Passage for review:

*-*-*

After successfully making it into the App Store, the third-party app store then needs to be able to install apps. To do this, the app’s creator employs a technique generally used to install apps signed with enterprise certificates.

The technique involves the creation of a plist file, which is used to install apps. Figure 7 shows an example plist file (note that this file is not the same as those used by this third-party store).

Figure 7. Sample plist file

Then, creating a link as shown below:

  • itms-services://?action=download-manifest&url=https://{web server address}/install_app.plist.

By opening the URL, the app is installed. For apps signed with an Apple certificate, there’s an additional catch: the app must have been purchased with the user’s Apple ID. This is why the app asks for the user’s Apple ID, so it can complete the purchase process:

Figures 8-11. Stages of app installation

Figure 12. Code for creation of plist file and installation link (Click to enlarge)

Figure 13. Code for creation of app installation process (Click to enlarge)

Malware Distribution

In addition to apps already present in the App Store, it can also sell apps which are not normally distributed via the App Store. Unfortunately, this can include malware and other unwanted applications.

An example is the app called “PG Client”, which is a tool for jailbreaking iOS devices. It was once available on the App Store, but has already been removed. It is still available for download via the third-party app store:

Figure 14. PG Client

Other malicious apps will often ask users to download the PPHelper app on their PC, which is also an iOS jailbreaking tool. This is installed on a PC/Mac and the user is asked to connect their iOS device to the said PC/Mac. PPHelper gets some files associated with the user’s authorization from the device and communicates with it as if it was iTunes, effectively bypassing some of the DRM protection of iOS.

Figures 15-17. Stages of requesting user to connect PC helper app 

Figures 18-19. Code requesting the user’s device authorization

Promoting Other Apps For Money

This particular app was not the only problematic app we saw in the App Store. We found another one called “爱应用助手”, which translates to “LoveApp”. This is designed to be used to promote apps that are already in the App Store. This, in effect, bypasses either Apple’s arrangement of apps in searches and the paid Search Ads option. This app makes its money from developers who want to promote their wares without going through Apple’s promotion service.

*-*-*

Record extracts:

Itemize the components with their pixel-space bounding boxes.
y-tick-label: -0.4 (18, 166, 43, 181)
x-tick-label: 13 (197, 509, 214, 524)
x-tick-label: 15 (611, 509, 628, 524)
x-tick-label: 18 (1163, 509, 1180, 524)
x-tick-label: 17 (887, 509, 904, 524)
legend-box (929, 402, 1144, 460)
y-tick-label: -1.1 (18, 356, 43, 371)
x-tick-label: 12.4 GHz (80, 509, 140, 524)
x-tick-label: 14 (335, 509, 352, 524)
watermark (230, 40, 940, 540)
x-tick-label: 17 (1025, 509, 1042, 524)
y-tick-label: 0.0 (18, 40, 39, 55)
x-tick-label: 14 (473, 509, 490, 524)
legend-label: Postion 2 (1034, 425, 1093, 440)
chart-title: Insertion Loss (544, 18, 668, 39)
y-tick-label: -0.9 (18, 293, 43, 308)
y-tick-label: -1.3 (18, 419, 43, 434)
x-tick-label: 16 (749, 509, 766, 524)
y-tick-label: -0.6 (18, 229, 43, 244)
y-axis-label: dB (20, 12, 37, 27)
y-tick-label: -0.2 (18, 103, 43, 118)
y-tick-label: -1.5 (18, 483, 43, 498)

*-*-*

To do:
A. In the passage on the third-party app store, what kind of tool is "PG Client"?
B. In the passage on the third-party app store, rewrite the part between "Promoting Other Apps" and "Apple’s promotion service.", inclusive, swapping "developers" for "publishers".
The rows above are separate material, unrelated to the passage on the third-party app store.

List of solutions:
A. A tool for jailbreaking iOS devices.

B.
Promoting Other Apps For Money

This particular app was not the only problematic app we saw in the App Store. We found another one called “爱应用助手”, which translates to “LoveApp”. This is designed to be used to promote apps that are already in the App Store. This, in effect, bypasses either Apple’s arrangement of apps in searches and the paid Search Ads option. This app makes its money from publishers who want to promote their wares without going through Apple’s promotion service.